* _Stated task_
From the records below, copy every line that contains the word "Daily".
---*---
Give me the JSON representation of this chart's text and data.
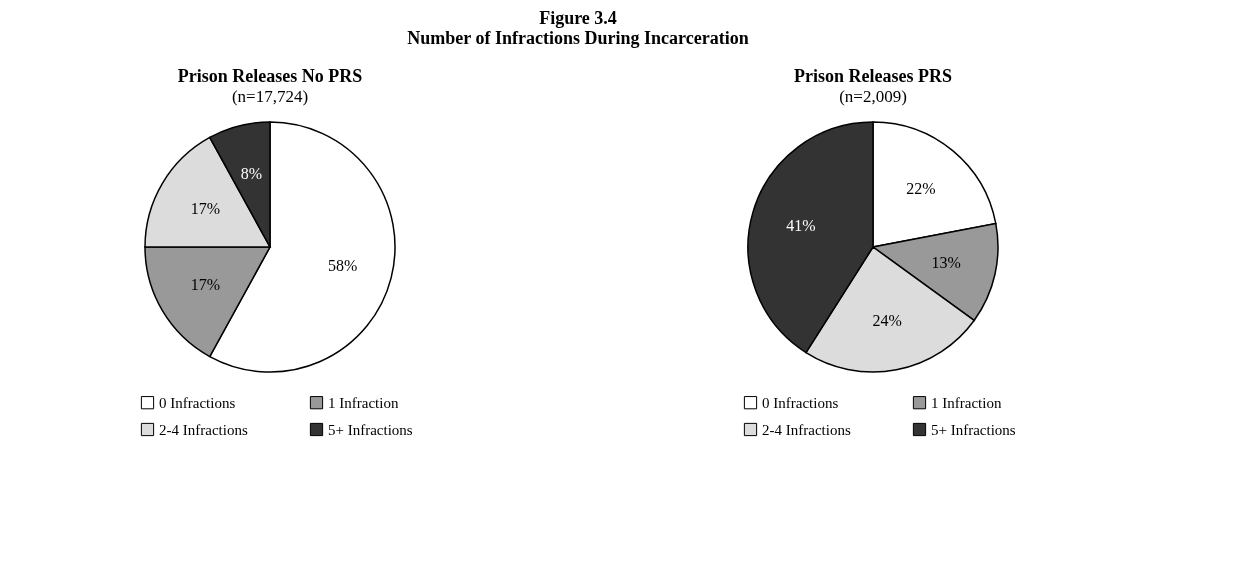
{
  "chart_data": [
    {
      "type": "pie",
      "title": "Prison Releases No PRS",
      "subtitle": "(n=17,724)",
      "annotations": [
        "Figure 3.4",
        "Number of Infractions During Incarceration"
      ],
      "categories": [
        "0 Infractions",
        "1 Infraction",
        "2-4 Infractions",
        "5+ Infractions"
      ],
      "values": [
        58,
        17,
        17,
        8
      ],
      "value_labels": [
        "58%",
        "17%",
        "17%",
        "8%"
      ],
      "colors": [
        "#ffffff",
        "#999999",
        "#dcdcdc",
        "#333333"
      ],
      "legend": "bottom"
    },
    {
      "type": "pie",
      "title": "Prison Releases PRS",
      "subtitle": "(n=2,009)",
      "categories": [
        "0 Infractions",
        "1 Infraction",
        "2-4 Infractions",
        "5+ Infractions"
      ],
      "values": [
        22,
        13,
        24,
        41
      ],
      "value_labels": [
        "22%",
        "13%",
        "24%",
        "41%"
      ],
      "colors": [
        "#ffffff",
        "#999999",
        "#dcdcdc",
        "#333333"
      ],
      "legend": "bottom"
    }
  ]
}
---*---
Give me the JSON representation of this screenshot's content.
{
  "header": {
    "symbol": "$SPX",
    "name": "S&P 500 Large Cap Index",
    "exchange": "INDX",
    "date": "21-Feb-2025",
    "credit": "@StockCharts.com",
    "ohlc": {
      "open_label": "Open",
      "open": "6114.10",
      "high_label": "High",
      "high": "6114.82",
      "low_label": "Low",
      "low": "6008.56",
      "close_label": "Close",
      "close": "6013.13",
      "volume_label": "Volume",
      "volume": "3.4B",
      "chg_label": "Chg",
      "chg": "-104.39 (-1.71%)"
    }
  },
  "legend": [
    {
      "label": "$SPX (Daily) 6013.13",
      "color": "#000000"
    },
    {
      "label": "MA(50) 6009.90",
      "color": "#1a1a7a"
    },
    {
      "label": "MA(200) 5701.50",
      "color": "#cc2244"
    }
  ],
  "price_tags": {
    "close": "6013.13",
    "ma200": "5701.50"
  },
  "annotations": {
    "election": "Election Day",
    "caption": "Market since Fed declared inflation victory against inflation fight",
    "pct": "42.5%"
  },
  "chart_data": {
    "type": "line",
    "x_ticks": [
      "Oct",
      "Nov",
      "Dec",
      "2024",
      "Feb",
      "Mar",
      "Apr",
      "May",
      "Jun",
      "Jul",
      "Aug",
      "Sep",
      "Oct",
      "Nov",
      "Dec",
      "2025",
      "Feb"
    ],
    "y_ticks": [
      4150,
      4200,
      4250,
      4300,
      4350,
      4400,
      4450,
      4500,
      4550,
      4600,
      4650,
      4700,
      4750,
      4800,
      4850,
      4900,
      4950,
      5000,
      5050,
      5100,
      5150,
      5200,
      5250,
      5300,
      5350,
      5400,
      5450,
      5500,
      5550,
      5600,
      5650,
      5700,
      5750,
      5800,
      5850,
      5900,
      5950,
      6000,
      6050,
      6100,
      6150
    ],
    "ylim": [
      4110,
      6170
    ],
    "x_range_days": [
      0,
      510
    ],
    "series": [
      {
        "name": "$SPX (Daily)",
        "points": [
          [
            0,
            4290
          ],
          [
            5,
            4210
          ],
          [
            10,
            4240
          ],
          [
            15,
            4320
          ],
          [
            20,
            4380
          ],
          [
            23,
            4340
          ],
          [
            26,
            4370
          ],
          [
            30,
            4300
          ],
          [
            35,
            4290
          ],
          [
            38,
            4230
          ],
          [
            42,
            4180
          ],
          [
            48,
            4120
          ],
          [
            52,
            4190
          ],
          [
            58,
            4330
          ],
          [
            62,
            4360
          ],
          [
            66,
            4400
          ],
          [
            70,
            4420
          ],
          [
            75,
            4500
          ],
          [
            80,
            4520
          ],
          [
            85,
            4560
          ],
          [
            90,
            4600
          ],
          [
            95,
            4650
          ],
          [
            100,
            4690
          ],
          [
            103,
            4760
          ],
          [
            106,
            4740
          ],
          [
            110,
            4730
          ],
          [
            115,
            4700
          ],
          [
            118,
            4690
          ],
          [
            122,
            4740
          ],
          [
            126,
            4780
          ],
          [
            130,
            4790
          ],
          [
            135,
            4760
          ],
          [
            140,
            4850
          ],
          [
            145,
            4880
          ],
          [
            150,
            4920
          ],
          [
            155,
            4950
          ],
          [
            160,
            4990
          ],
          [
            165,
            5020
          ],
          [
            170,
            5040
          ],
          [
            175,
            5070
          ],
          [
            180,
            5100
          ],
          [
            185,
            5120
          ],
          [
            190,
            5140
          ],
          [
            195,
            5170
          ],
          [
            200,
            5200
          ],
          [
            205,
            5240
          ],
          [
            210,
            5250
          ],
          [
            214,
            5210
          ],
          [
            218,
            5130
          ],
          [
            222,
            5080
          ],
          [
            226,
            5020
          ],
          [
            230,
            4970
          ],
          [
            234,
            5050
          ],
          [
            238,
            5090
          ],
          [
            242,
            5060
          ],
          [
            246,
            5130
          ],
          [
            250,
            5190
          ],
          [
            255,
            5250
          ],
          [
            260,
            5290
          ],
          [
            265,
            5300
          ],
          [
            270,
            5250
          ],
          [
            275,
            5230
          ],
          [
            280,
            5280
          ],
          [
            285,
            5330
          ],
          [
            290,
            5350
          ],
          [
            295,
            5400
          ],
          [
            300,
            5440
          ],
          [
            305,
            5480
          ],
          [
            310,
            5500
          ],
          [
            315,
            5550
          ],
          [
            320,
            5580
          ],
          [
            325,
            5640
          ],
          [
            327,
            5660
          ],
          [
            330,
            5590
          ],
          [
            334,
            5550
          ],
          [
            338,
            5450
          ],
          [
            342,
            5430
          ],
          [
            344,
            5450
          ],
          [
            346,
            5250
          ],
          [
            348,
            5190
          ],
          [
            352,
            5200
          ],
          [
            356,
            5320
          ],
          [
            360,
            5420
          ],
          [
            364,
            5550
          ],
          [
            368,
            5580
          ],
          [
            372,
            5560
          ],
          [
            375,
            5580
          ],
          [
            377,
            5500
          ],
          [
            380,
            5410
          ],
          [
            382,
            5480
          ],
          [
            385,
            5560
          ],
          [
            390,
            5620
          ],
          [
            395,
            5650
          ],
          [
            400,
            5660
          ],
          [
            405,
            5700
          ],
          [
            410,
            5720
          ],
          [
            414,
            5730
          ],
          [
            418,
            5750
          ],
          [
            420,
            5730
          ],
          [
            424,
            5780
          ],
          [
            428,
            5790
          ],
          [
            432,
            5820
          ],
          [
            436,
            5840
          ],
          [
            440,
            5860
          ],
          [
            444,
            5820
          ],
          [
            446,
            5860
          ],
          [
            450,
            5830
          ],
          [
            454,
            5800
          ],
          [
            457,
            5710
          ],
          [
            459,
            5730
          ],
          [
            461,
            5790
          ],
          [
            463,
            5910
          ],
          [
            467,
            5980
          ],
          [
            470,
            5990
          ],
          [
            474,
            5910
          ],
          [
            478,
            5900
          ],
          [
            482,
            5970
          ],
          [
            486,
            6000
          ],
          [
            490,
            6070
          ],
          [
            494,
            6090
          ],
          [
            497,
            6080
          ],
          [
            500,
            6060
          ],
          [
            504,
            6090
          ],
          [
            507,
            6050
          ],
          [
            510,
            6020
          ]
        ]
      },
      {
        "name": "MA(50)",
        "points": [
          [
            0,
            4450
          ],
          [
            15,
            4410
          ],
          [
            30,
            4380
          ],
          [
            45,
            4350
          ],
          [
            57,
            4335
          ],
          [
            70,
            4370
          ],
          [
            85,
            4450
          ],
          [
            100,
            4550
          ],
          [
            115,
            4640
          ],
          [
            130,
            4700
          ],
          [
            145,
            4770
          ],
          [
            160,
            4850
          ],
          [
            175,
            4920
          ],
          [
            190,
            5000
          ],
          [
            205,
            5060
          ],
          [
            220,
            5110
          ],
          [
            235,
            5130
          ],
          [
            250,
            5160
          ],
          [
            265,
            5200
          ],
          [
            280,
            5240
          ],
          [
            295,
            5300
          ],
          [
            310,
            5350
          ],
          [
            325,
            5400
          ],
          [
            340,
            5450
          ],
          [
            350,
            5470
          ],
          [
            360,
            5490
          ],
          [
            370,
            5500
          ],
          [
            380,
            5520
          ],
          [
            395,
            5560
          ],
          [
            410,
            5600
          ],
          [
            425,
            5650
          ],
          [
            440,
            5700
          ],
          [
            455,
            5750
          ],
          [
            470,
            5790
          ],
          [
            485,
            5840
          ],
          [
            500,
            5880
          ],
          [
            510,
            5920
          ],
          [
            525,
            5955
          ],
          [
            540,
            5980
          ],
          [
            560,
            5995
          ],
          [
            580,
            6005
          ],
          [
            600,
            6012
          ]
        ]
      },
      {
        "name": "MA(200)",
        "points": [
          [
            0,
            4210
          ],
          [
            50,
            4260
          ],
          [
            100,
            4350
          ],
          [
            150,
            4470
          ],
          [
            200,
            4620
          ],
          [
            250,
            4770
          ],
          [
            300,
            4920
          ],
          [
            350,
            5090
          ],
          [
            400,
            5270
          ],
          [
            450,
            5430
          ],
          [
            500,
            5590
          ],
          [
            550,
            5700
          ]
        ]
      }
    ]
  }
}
---*---
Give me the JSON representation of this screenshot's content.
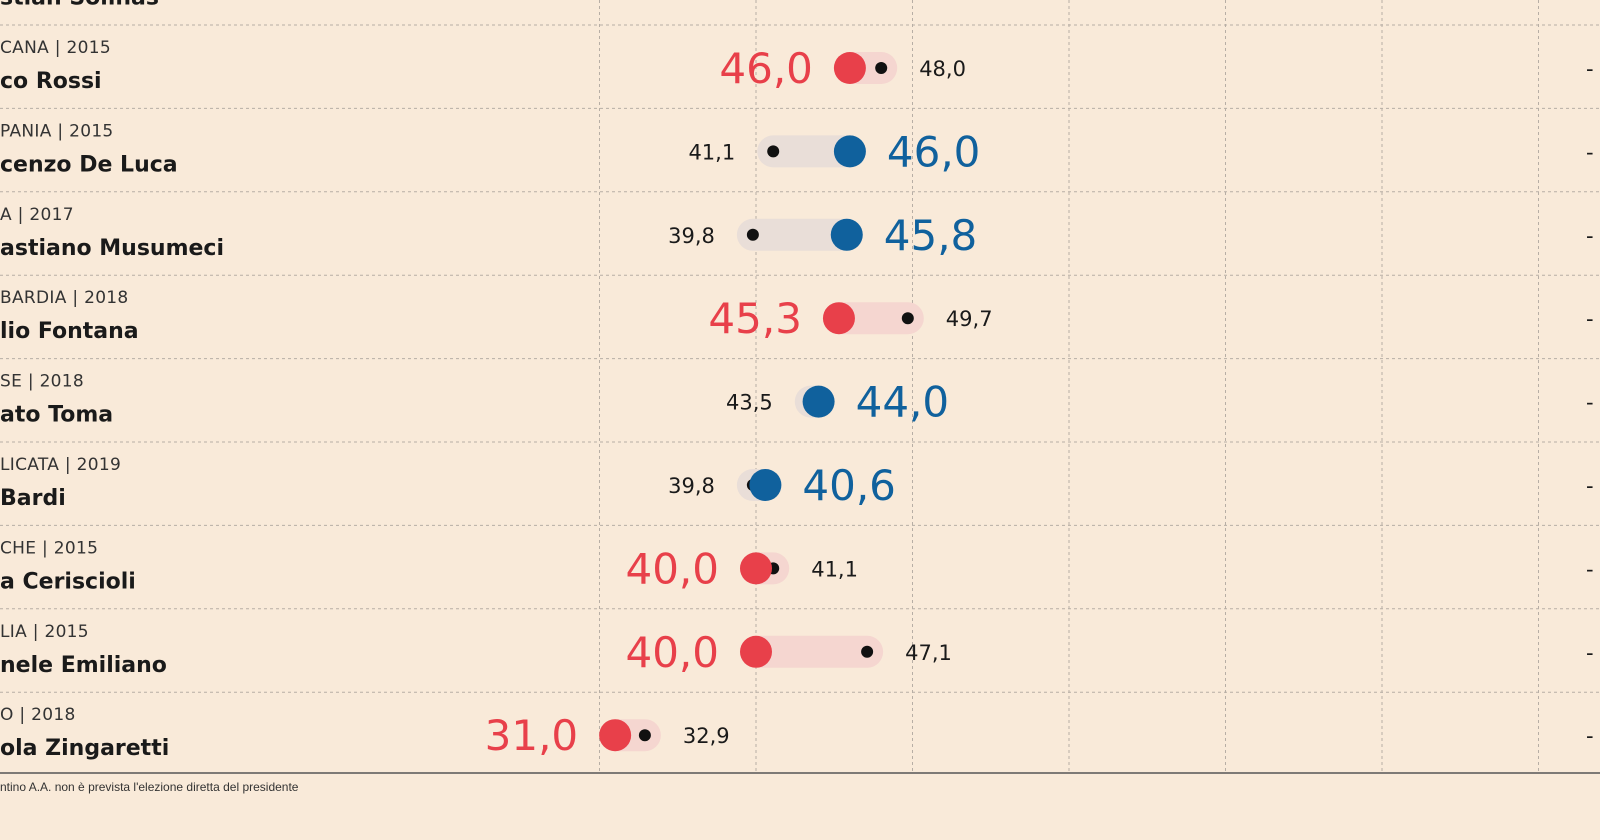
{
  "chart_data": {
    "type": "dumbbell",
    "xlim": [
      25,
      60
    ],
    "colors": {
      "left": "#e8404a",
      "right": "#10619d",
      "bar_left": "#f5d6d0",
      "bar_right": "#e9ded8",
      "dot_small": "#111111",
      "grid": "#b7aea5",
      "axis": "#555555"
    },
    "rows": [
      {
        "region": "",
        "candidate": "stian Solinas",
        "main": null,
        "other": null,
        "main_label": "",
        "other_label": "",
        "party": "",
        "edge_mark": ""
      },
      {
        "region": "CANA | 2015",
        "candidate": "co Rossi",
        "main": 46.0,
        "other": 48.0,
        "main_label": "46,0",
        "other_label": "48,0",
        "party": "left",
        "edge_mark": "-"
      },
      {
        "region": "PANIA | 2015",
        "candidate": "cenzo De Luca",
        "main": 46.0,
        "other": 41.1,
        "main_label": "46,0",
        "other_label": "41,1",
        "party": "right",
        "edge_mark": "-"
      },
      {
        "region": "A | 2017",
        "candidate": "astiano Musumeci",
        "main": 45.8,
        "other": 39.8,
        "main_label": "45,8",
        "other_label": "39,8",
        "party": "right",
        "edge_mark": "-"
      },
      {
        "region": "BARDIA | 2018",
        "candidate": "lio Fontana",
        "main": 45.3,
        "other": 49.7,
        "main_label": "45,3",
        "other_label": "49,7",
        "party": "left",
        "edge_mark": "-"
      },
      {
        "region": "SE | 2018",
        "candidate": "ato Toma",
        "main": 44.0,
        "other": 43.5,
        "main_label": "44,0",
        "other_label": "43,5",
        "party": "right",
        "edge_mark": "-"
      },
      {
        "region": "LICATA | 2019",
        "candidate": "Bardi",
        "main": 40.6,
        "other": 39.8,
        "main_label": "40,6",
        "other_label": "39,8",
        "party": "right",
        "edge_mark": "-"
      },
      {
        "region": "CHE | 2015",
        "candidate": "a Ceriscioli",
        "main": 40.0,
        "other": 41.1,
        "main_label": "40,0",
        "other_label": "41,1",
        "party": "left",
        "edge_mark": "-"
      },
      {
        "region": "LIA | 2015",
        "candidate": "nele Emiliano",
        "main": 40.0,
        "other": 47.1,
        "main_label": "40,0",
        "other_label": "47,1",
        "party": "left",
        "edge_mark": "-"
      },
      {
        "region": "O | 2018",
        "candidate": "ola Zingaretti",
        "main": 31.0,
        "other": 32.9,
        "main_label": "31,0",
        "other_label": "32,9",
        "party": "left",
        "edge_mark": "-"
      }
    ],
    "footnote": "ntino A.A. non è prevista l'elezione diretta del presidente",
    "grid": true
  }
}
---*---
* _Answer in full_
      "label": "$SPX (Daily) 6013.13",
        "name": "$SPX (Daily)",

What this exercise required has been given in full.